Records that describe figures
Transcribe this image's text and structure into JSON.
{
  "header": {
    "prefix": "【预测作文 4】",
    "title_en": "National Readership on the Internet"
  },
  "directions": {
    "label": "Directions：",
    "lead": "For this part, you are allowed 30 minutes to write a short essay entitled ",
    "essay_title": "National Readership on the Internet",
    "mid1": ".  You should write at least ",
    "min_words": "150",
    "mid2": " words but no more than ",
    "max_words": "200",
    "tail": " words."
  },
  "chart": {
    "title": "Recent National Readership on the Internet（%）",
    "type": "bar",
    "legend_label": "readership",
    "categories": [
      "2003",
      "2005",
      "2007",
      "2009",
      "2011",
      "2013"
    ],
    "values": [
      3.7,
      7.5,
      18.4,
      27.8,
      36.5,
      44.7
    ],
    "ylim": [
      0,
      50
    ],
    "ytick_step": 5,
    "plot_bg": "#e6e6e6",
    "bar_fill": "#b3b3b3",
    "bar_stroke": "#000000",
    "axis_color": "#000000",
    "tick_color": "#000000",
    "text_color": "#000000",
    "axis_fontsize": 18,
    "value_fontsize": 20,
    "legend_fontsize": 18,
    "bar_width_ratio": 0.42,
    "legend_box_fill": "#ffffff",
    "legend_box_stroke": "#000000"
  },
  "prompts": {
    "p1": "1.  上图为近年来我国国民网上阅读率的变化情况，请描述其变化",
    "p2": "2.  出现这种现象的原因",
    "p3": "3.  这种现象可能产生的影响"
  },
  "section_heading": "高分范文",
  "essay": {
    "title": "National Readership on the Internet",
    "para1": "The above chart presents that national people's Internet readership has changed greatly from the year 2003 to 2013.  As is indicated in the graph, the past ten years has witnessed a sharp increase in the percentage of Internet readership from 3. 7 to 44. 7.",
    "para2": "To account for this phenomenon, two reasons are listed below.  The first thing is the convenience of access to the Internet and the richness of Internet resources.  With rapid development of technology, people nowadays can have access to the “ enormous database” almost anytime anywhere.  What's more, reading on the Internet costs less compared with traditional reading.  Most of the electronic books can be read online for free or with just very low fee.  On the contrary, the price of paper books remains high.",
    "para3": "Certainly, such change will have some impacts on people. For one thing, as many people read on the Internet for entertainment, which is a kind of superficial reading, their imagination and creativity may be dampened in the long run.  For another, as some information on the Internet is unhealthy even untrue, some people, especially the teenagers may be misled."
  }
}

▸ **Direction**
Respond with the number of lines containing "thing" and no additional words.

▸ **Answer to this exercise**
2